What needs to be done: In the copy, include every entry exactly but none of the images.

Record list:
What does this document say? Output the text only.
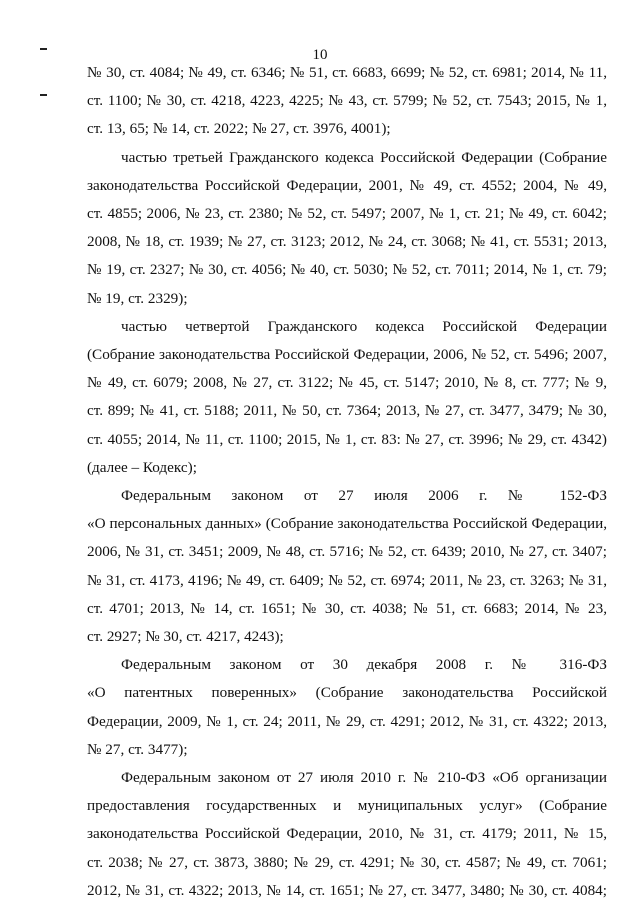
10
№ 30, ст. 4084; № 49, ст. 6346; № 51, ст. 6683, 6699; № 52, ст. 6981; 2014, № 11,
ст. 1100; № 30, ст. 4218, 4223, 4225; № 43, ст. 5799; № 52, ст. 7543; 2015, № 1,
ст. 13, 65; № 14, ст. 2022; № 27, ст. 3976, 4001);
частью третьей Гражданского кодекса Российской Федерации (Собрание
законодательства Российской Федерации, 2001, № 49, ст. 4552; 2004, № 49,
ст. 4855; 2006, № 23, ст. 2380; № 52, ст. 5497; 2007, № 1, ст. 21; № 49, ст. 6042;
2008, № 18, ст. 1939; № 27, ст. 3123; 2012, № 24, ст. 3068; № 41, ст. 5531; 2013,
№ 19, ст. 2327; № 30, ст. 4056; № 40, ст. 5030; № 52, ст. 7011; 2014, № 1, ст. 79;
№ 19, ст. 2329);
частью четвертой Гражданского кодекса Российской Федерации
(Собрание законодательства Российской Федерации, 2006, № 52, ст. 5496; 2007,
№ 49, ст. 6079; 2008, № 27, ст. 3122; № 45, ст. 5147; 2010, № 8, ст. 777; № 9,
ст. 899; № 41, ст. 5188; 2011, № 50, ст. 7364; 2013, № 27, ст. 3477, 3479; № 30,
ст. 4055; 2014, № 11, ст. 1100; 2015, № 1, ст. 83: № 27, ст. 3996; № 29, ст. 4342)
(далее – Кодекс);
Федеральным законом от 27 июля 2006 г. № 152-ФЗ
«О персональных данных» (Собрание законодательства Российской Федерации,
2006, № 31, ст. 3451; 2009, № 48, ст. 5716; № 52, ст. 6439; 2010, № 27, ст. 3407;
№ 31, ст. 4173, 4196; № 49, ст. 6409; № 52, ст. 6974; 2011, № 23, ст. 3263; № 31,
ст. 4701; 2013, № 14, ст. 1651; № 30, ст. 4038; № 51, ст. 6683; 2014, № 23,
ст. 2927; № 30, ст. 4217, 4243);
Федеральным законом от 30 декабря 2008 г. № 316-ФЗ
«О патентных поверенных» (Собрание законодательства Российской
Федерации, 2009, № 1, ст. 24; 2011, № 29, ст. 4291; 2012, № 31, ст. 4322; 2013,
№ 27, ст. 3477);
Федеральным законом от 27 июля 2010 г. № 210-ФЗ «Об организации
предоставления государственных и муниципальных услуг» (Собрание
законодательства Российской Федерации, 2010, № 31, ст. 4179; 2011, № 15,
ст. 2038; № 27, ст. 3873, 3880; № 29, ст. 4291; № 30, ст. 4587; № 49, ст. 7061;
2012, № 31, ст. 4322; 2013, № 14, ст. 1651; № 27, ст. 3477, 3480; № 30, ст. 4084;
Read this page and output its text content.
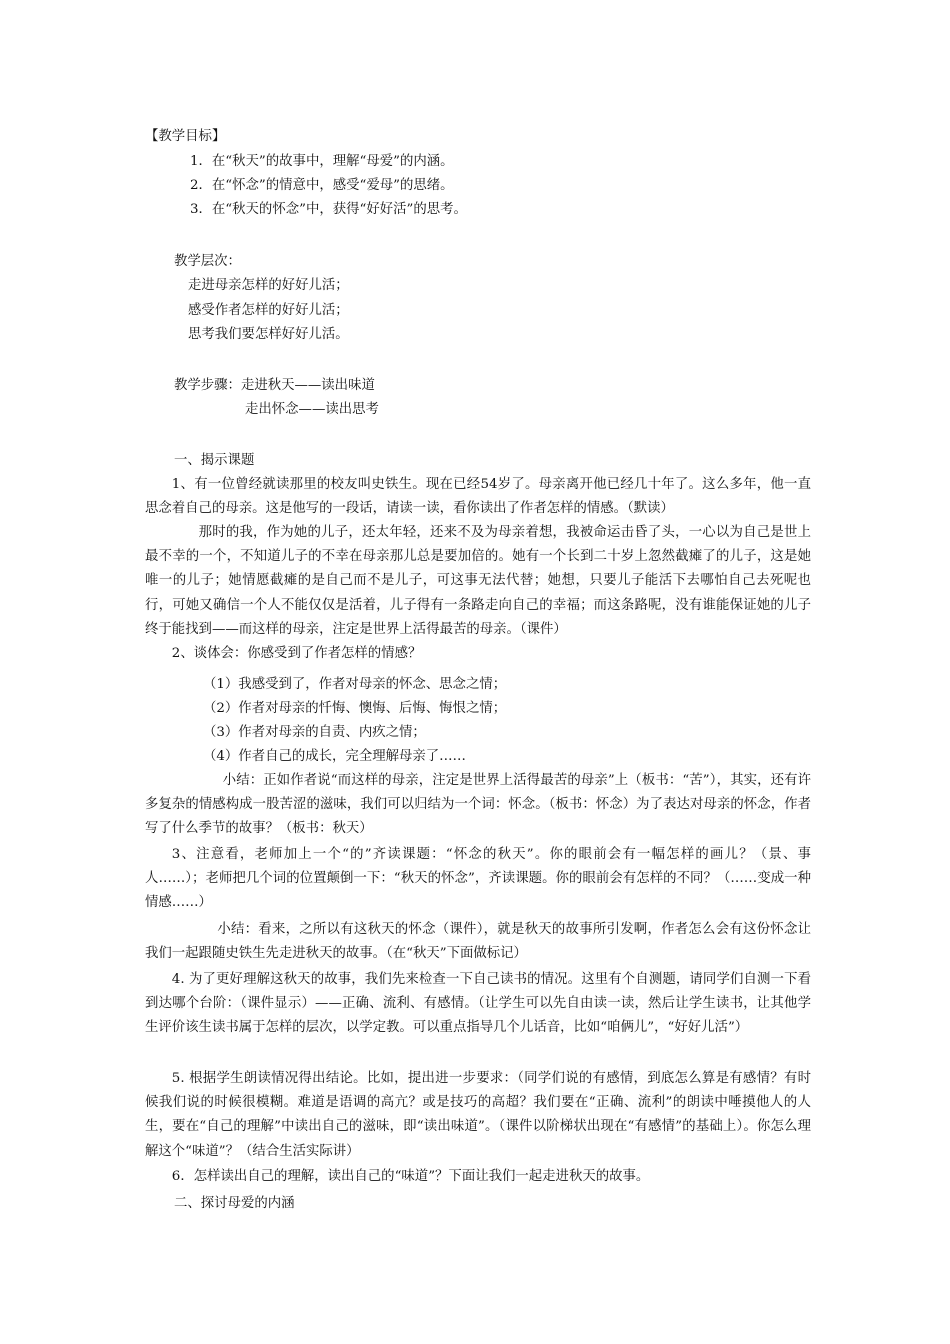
【教学目标】
1．在“秋天”的故事中，理解“母爱”的内涵。
2．在“怀念”的情意中，感受“爱母”的思绪。
3．在“秋天的怀念”中，获得“好好活”的思考。
教学层次：
走进母亲怎样的好好儿活；
感受作者怎样的好好儿活；
思考我们要怎样好好儿活。
教学步骤：走进秋天——读出味道
走出怀念——读出思考
一、揭示课题
1、有一位曾经就读那里的校友叫史铁生。现在已经54岁了。母亲离开他已经几十年了。这么多年，他一直思念着自己的母亲。这是他写的一段话，请读一读，看你读出了作者怎样的情感。（默读）
那时的我，作为她的儿子，还太年轻，还来不及为母亲着想，我被命运击昏了头，一心以为自己是世上最不幸的一个，不知道儿子的不幸在母亲那儿总是要加倍的。她有一个长到二十岁上忽然截瘫了的儿子，这是她唯一的儿子；她情愿截瘫的是自己而不是儿子，可这事无法代替；她想，只要儿子能活下去哪怕自己去死呢也行，可她又确信一个人不能仅仅是活着，儿子得有一条路走向自己的幸福；而这条路呢，没有谁能保证她的儿子终于能找到——而这样的母亲，注定是世界上活得最苦的母亲。（课件）
2、谈体会：你感受到了作者怎样的情感？
（1）我感受到了，作者对母亲的怀念、思念之情；
（2）作者对母亲的忏悔、懊悔、后悔、悔恨之情；
（3）作者对母亲的自责、内疚之情；
（4）作者自己的成长，完全理解母亲了……
小结：正如作者说“而这样的母亲，注定是世界上活得最苦的母亲”上（板书：“苦”），其实，还有许多复杂的情感构成一股苦涩的滋味，我们可以归结为一个词：怀念。（板书：怀念）为了表达对母亲的怀念，作者写了什么季节的故事？（板书：秋天）
3、注意看，老师加上一个“的”齐读课题：“怀念的秋天”。你的眼前会有一幅怎样的画儿？（景、事人……）；老师把几个词的位置颠倒一下：“秋天的怀念”，齐读课题。你的眼前会有怎样的不同？（……变成一种情感……）
小结：看来，之所以有这秋天的怀念（课件），就是秋天的故事所引发啊，作者怎么会有这份怀念让我们一起跟随史铁生先走进秋天的故事。（在“秋天”下面做标记）
4. 为了更好理解这秋天的故事，我们先来检查一下自己读书的情况。这里有个自测题，请同学们自测一下看到达哪个台阶：（课件显示）——正确、流利、有感情。（让学生可以先自由读一读，然后让学生读书，让其他学生评价该生读书属于怎样的层次，以学定教。可以重点指导几个儿话音，比如“咱俩儿”，“好好儿活”）
5. 根据学生朗读情况得出结论。比如，提出进一步要求：（同学们说的有感情，到底怎么算是有感情？有时候我们说的时候很模糊。难道是语调的高亢？或是技巧的高超？我们要在“正确、流利”的朗读中唾摸他人的人生，要在“自己的理解”中读出自己的滋味，即“读出味道”。（课件以阶梯状出现在“有感情”的基础上）。你怎么理解这个“味道”？（结合生活实际讲）
6．怎样读出自己的理解，读出自己的“味道”？下面让我们一起走进秋天的故事。
二、探讨母爱的内涵
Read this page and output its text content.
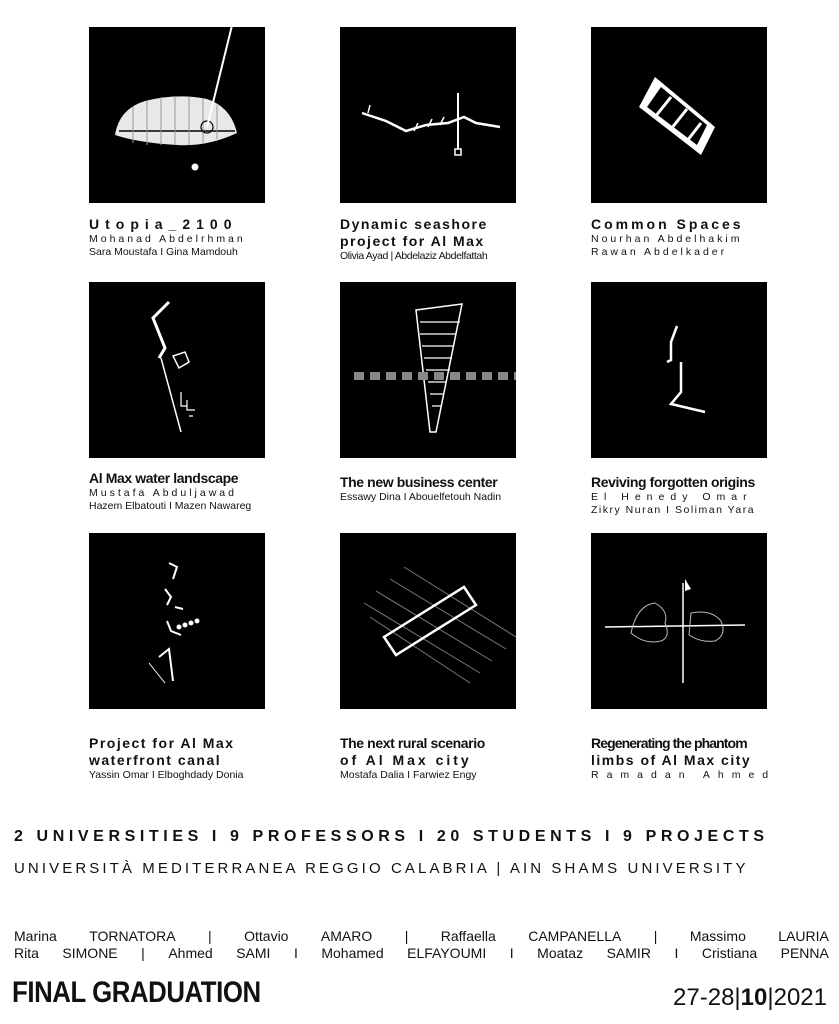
Utopia_2100
Mohanad Abdelrhman
Sara Moustafa I Gina Mamdouh
Dynamic seashore
project for Al Max
Olivia Ayad | Abdelaziz Abdelfattah
Common Spaces
Nourhan Abdelhakim
Rawan Abdelkader
Al Max water landscape
Mustafa Abduljawad
Hazem Elbatouti I Mazen Nawareg
The new business center
Essawy Dina I Abouelfetouh Nadin
Reviving forgotten origins
El Henedy Omar
Zikry Nuran I Soliman Yara
Project for Al Max
waterfront canal
Yassin Omar I Elboghdady Donia
The next rural scenario
of Al Max city
Mostafa Dalia I Farwiez Engy
Regenerating the phantom
limbs of Al Max city
Ramadan Ahmed
2 UNIVERSITIES I 9 PROFESSORS I 20 STUDENTS I 9 PROJECTS
UNIVERSITÀ MEDITERRANEA REGGIO CALABRIA | AIN SHAMS UNIVERSITY
Marina TORNATORA | Ottavio AMARO | Raffaella CAMPANELLA | Massimo LAURIA
Rita SIMONE | Ahmed SAMI I Mohamed ELFAYOUMI I Moataz SAMIR I Cristiana PENNA
FINAL GRADUATION	27-28|10|2021
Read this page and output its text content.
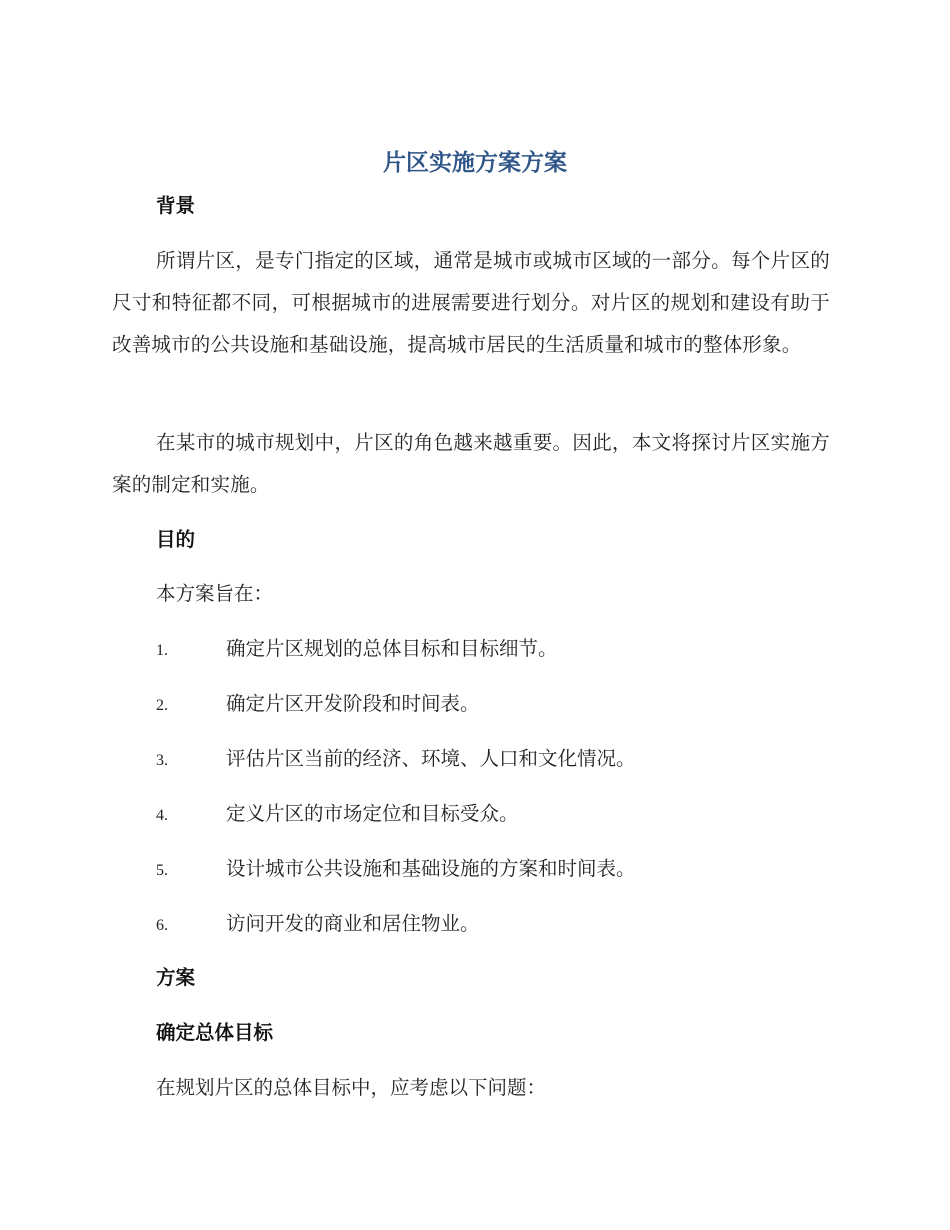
片区实施方案方案
背景

所谓片区，是专门指定的区域，通常是城市或城市区域的一部分。每个片区的尺寸和特征都不同，可根据城市的进展需要进行划分。对片区的规划和建设有助于改善城市的公共设施和基础设施，提高城市居民的生活质量和城市的整体形象。

在某市的城市规划中，片区的角色越来越重要。因此，本文将探讨片区实施方案的制定和实施。

目的

本方案旨在：

1.	确定片区规划的总体目标和目标细节。
2.	确定片区开发阶段和时间表。
3.	评估片区当前的经济、环境、人口和文化情况。
4.	定义片区的市场定位和目标受众。
5.	设计城市公共设施和基础设施的方案和时间表。
6.	访问开发的商业和居住物业。
方案
确定总体目标

在规划片区的总体目标中，应考虑以下问题：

Completed exercise:
What does this document say? Output the text only.
10
№ 30, ст. 4084; № 49, ст. 6346; № 51, ст. 6683, 6699; № 52, ст. 6981; 2014, № 11,
ст. 1100; № 30, ст. 4218, 4223, 4225; № 43, ст. 5799; № 52, ст. 7543; 2015, № 1,
ст. 13, 65; № 14, ст. 2022; № 27, ст. 3976, 4001);
частью третьей Гражданского кодекса Российской Федерации (Собрание
законодательства Российской Федерации, 2001, № 49, ст. 4552; 2004, № 49,
ст. 4855; 2006, № 23, ст. 2380; № 52, ст. 5497; 2007, № 1, ст. 21; № 49, ст. 6042;
2008, № 18, ст. 1939; № 27, ст. 3123; 2012, № 24, ст. 3068; № 41, ст. 5531; 2013,
№ 19, ст. 2327; № 30, ст. 4056; № 40, ст. 5030; № 52, ст. 7011; 2014, № 1, ст. 79;
№ 19, ст. 2329);
частью четвертой Гражданского кодекса Российской Федерации
(Собрание законодательства Российской Федерации, 2006, № 52, ст. 5496; 2007,
№ 49, ст. 6079; 2008, № 27, ст. 3122; № 45, ст. 5147; 2010, № 8, ст. 777; № 9,
ст. 899; № 41, ст. 5188; 2011, № 50, ст. 7364; 2013, № 27, ст. 3477, 3479; № 30,
ст. 4055; 2014, № 11, ст. 1100; 2015, № 1, ст. 83: № 27, ст. 3996; № 29, ст. 4342)
(далее – Кодекс);
Федеральным законом от 27 июля 2006 г. № 152-ФЗ
«О персональных данных» (Собрание законодательства Российской Федерации,
2006, № 31, ст. 3451; 2009, № 48, ст. 5716; № 52, ст. 6439; 2010, № 27, ст. 3407;
№ 31, ст. 4173, 4196; № 49, ст. 6409; № 52, ст. 6974; 2011, № 23, ст. 3263; № 31,
ст. 4701; 2013, № 14, ст. 1651; № 30, ст. 4038; № 51, ст. 6683; 2014, № 23,
ст. 2927; № 30, ст. 4217, 4243);
Федеральным законом от 30 декабря 2008 г. № 316-ФЗ
«О патентных поверенных» (Собрание законодательства Российской
Федерации, 2009, № 1, ст. 24; 2011, № 29, ст. 4291; 2012, № 31, ст. 4322; 2013,
№ 27, ст. 3477);
Федеральным законом от 27 июля 2010 г. № 210-ФЗ «Об организации
предоставления государственных и муниципальных услуг» (Собрание
законодательства Российской Федерации, 2010, № 31, ст. 4179; 2011, № 15,
ст. 2038; № 27, ст. 3873, 3880; № 29, ст. 4291; № 30, ст. 4587; № 49, ст. 7061;
2012, № 31, ст. 4322; 2013, № 14, ст. 1651; № 27, ст. 3477, 3480; № 30, ст. 4084;
Read this page and output its text content.
【教学目标】
1．在“秋天”的故事中，理解“母爱”的内涵。
2．在“怀念”的情意中，感受“爱母”的思绪。
3．在“秋天的怀念”中，获得“好好活”的思考。
教学层次：
走进母亲怎样的好好儿活；
感受作者怎样的好好儿活；
思考我们要怎样好好儿活。
教学步骤：走进秋天——读出味道
走出怀念——读出思考
一、揭示课题
1、有一位曾经就读那里的校友叫史铁生。现在已经54岁了。母亲离开他已经几十年了。这么多年，他一直思念着自己的母亲。这是他写的一段话，请读一读，看你读出了作者怎样的情感。（默读）
那时的我，作为她的儿子，还太年轻，还来不及为母亲着想，我被命运击昏了头，一心以为自己是世上最不幸的一个，不知道儿子的不幸在母亲那儿总是要加倍的。她有一个长到二十岁上忽然截瘫了的儿子，这是她唯一的儿子；她情愿截瘫的是自己而不是儿子，可这事无法代替；她想，只要儿子能活下去哪怕自己去死呢也行，可她又确信一个人不能仅仅是活着，儿子得有一条路走向自己的幸福；而这条路呢，没有谁能保证她的儿子终于能找到——而这样的母亲，注定是世界上活得最苦的母亲。（课件）
2、谈体会：你感受到了作者怎样的情感？
（1）我感受到了，作者对母亲的怀念、思念之情；
（2）作者对母亲的忏悔、懊悔、后悔、悔恨之情；
（3）作者对母亲的自责、内疚之情；
（4）作者自己的成长，完全理解母亲了……
小结：正如作者说“而这样的母亲，注定是世界上活得最苦的母亲”上（板书：“苦”），其实，还有许多复杂的情感构成一股苦涩的滋味，我们可以归结为一个词：怀念。（板书：怀念）为了表达对母亲的怀念，作者写了什么季节的故事？（板书：秋天）
3、注意看，老师加上一个“的”齐读课题：“怀念的秋天”。你的眼前会有一幅怎样的画儿？（景、事人……）；老师把几个词的位置颠倒一下：“秋天的怀念”，齐读课题。你的眼前会有怎样的不同？（……变成一种情感……）
小结：看来，之所以有这秋天的怀念（课件），就是秋天的故事所引发啊，作者怎么会有这份怀念让我们一起跟随史铁生先走进秋天的故事。（在“秋天”下面做标记）
4. 为了更好理解这秋天的故事，我们先来检查一下自己读书的情况。这里有个自测题，请同学们自测一下看到达哪个台阶：（课件显示）——正确、流利、有感情。（让学生可以先自由读一读，然后让学生读书，让其他学生评价该生读书属于怎样的层次，以学定教。可以重点指导几个儿话音，比如“咱俩儿”，“好好儿活”）
5. 根据学生朗读情况得出结论。比如，提出进一步要求：（同学们说的有感情，到底怎么算是有感情？有时候我们说的时候很模糊。难道是语调的高亢？或是技巧的高超？我们要在“正确、流利”的朗读中唾摸他人的人生，要在“自己的理解”中读出自己的滋味，即“读出味道”。（课件以阶梯状出现在“有感情”的基础上）。你怎么理解这个“味道”？（结合生活实际讲）
6．怎样读出自己的理解，读出自己的“味道”？下面让我们一起走进秋天的故事。
二、探讨母爱的内涵
Read this page and output its text content.
Utopia_2100
Mohanad Abdelrhman
Sara Moustafa I Gina Mamdouh
Dynamic seashore
project for Al Max
Olivia Ayad | Abdelaziz Abdelfattah
Common Spaces
Nourhan Abdelhakim
Rawan Abdelkader
Al Max water landscape
Mustafa Abduljawad
Hazem Elbatouti I Mazen Nawareg
The new business center
Essawy Dina I Abouelfetouh Nadin
Reviving forgotten origins
El Henedy Omar
Zikry Nuran I Soliman Yara
Project for Al Max
waterfront canal
Yassin Omar I Elboghdady Donia
The next rural scenario
of Al Max city
Mostafa Dalia I Farwiez Engy
Regenerating the phantom
limbs of Al Max city
Ramadan Ahmed
2 UNIVERSITIES I 9 PROFESSORS I 20 STUDENTS I 9 PROJECTS
UNIVERSITÀ MEDITERRANEA REGGIO CALABRIA | AIN SHAMS UNIVERSITY
Marina TORNATORA | Ottavio AMARO | Raffaella CAMPANELLA | Massimo LAURIA
Rita SIMONE | Ahmed SAMI I Mohamed ELFAYOUMI I Moataz SAMIR I Cristiana PENNA
FINAL GRADUATION	27-28|10|2021
Read this page and output its text content.
片区实施方案方案
背景

所谓片区，是专门指定的区域，通常是城市或城市区域的一部分。每个片区的尺寸和特征都不同，可根据城市的进展需要进行划分。对片区的规划和建设有助于改善城市的公共设施和基础设施，提高城市居民的生活质量和城市的整体形象。

在某市的城市规划中，片区的角色越来越重要。因此，本文将探讨片区实施方案的制定和实施。

目的

本方案旨在：

1.	确定片区规划的总体目标和目标细节。
2.	确定片区开发阶段和时间表。
3.	评估片区当前的经济、环境、人口和文化情况。
4.	定义片区的市场定位和目标受众。
5.	设计城市公共设施和基础设施的方案和时间表。
6.	访问开发的商业和居住物业。
方案
确定总体目标

在规划片区的总体目标中，应考虑以下问题：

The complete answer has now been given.